Challenge - Extract every line of the material below and reproduce it faithfully.

Material supplied -
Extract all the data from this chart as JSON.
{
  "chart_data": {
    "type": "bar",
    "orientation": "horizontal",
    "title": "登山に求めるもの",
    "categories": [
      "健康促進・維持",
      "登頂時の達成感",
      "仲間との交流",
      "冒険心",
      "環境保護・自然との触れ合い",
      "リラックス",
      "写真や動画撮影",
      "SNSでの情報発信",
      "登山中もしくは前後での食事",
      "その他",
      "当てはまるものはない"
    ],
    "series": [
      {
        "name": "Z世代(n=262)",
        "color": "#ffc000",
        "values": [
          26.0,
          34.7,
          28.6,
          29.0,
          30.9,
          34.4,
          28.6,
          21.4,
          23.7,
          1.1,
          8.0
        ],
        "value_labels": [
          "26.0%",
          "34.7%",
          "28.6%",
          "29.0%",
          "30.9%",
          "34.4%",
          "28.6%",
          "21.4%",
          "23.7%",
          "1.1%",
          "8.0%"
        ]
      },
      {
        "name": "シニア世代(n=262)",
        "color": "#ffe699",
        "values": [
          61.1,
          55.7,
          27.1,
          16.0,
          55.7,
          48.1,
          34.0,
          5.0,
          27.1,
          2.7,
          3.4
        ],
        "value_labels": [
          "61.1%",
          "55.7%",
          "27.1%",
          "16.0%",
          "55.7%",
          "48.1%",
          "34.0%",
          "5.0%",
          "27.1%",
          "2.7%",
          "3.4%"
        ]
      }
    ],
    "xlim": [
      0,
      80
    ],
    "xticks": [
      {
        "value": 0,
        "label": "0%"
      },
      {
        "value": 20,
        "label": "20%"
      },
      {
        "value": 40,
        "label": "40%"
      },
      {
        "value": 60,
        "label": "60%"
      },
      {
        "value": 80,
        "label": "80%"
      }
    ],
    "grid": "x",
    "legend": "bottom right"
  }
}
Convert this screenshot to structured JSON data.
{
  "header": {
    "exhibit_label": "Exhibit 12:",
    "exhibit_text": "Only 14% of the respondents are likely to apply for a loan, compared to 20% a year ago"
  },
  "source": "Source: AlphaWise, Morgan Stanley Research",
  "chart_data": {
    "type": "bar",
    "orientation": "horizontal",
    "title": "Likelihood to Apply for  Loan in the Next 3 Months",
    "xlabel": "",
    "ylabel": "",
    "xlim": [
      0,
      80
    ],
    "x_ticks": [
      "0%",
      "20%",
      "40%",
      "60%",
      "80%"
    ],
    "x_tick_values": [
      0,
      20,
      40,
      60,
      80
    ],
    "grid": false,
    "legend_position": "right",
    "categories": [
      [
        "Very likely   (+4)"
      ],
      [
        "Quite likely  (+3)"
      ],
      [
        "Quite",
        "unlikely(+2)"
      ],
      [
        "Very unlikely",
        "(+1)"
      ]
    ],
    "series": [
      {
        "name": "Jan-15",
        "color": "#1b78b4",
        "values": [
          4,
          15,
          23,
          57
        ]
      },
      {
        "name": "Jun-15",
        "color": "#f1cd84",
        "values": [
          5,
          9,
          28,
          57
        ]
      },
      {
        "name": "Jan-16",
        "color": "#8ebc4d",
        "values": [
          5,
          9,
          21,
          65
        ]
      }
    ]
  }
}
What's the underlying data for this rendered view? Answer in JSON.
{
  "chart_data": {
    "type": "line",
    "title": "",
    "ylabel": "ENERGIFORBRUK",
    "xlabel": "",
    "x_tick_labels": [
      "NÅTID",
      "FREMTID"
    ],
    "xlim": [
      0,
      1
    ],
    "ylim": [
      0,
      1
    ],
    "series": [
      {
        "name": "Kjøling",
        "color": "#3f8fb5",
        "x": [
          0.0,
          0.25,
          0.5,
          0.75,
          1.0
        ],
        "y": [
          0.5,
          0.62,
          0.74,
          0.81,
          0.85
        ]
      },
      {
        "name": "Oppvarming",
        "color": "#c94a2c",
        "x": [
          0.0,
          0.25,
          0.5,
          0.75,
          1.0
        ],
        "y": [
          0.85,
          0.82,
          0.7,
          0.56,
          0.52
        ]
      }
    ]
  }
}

Exercise answer -
Extract all the data from this chart as JSON.
{
  "chart_data": {
    "type": "bar",
    "orientation": "horizontal",
    "title": "登山に求めるもの",
    "categories": [
      "健康促進・維持",
      "登頂時の達成感",
      "仲間との交流",
      "冒険心",
      "環境保護・自然との触れ合い",
      "リラックス",
      "写真や動画撮影",
      "SNSでの情報発信",
      "登山中もしくは前後での食事",
      "その他",
      "当てはまるものはない"
    ],
    "series": [
      {
        "name": "Z世代(n=262)",
        "color": "#ffc000",
        "values": [
          26.0,
          34.7,
          28.6,
          29.0,
          30.9,
          34.4,
          28.6,
          21.4,
          23.7,
          1.1,
          8.0
        ],
        "value_labels": [
          "26.0%",
          "34.7%",
          "28.6%",
          "29.0%",
          "30.9%",
          "34.4%",
          "28.6%",
          "21.4%",
          "23.7%",
          "1.1%",
          "8.0%"
        ]
      },
      {
        "name": "シニア世代(n=262)",
        "color": "#ffe699",
        "values": [
          61.1,
          55.7,
          27.1,
          16.0,
          55.7,
          48.1,
          34.0,
          5.0,
          27.1,
          2.7,
          3.4
        ],
        "value_labels": [
          "61.1%",
          "55.7%",
          "27.1%",
          "16.0%",
          "55.7%",
          "48.1%",
          "34.0%",
          "5.0%",
          "27.1%",
          "2.7%",
          "3.4%"
        ]
      }
    ],
    "xlim": [
      0,
      80
    ],
    "xticks": [
      {
        "value": 0,
        "label": "0%"
      },
      {
        "value": 20,
        "label": "20%"
      },
      {
        "value": 40,
        "label": "40%"
      },
      {
        "value": 60,
        "label": "60%"
      },
      {
        "value": 80,
        "label": "80%"
      }
    ],
    "grid": "x",
    "legend": "bottom right"
  }
}
Convert this screenshot to structured JSON data.
{
  "header": {
    "exhibit_label": "Exhibit 12:",
    "exhibit_text": "Only 14% of the respondents are likely to apply for a loan, compared to 20% a year ago"
  },
  "source": "Source: AlphaWise, Morgan Stanley Research",
  "chart_data": {
    "type": "bar",
    "orientation": "horizontal",
    "title": "Likelihood to Apply for  Loan in the Next 3 Months",
    "xlabel": "",
    "ylabel": "",
    "xlim": [
      0,
      80
    ],
    "x_ticks": [
      "0%",
      "20%",
      "40%",
      "60%",
      "80%"
    ],
    "x_tick_values": [
      0,
      20,
      40,
      60,
      80
    ],
    "grid": false,
    "legend_position": "right",
    "categories": [
      [
        "Very likely   (+4)"
      ],
      [
        "Quite likely  (+3)"
      ],
      [
        "Quite",
        "unlikely(+2)"
      ],
      [
        "Very unlikely",
        "(+1)"
      ]
    ],
    "series": [
      {
        "name": "Jan-15",
        "color": "#1b78b4",
        "values": [
          4,
          15,
          23,
          57
        ]
      },
      {
        "name": "Jun-15",
        "color": "#f1cd84",
        "values": [
          5,
          9,
          28,
          57
        ]
      },
      {
        "name": "Jan-16",
        "color": "#8ebc4d",
        "values": [
          5,
          9,
          21,
          65
        ]
      }
    ]
  }
}
What's the underlying data for this rendered view? Answer in JSON.
{
  "chart_data": {
    "type": "line",
    "title": "",
    "ylabel": "ENERGIFORBRUK",
    "xlabel": "",
    "x_tick_labels": [
      "NÅTID",
      "FREMTID"
    ],
    "xlim": [
      0,
      1
    ],
    "ylim": [
      0,
      1
    ],
    "series": [
      {
        "name": "Kjøling",
        "color": "#3f8fb5",
        "x": [
          0.0,
          0.25,
          0.5,
          0.75,
          1.0
        ],
        "y": [
          0.5,
          0.62,
          0.74,
          0.81,
          0.85
        ]
      },
      {
        "name": "Oppvarming",
        "color": "#c94a2c",
        "x": [
          0.0,
          0.25,
          0.5,
          0.75,
          1.0
        ],
        "y": [
          0.85,
          0.82,
          0.7,
          0.56,
          0.52
        ]
      }
    ]
  }
}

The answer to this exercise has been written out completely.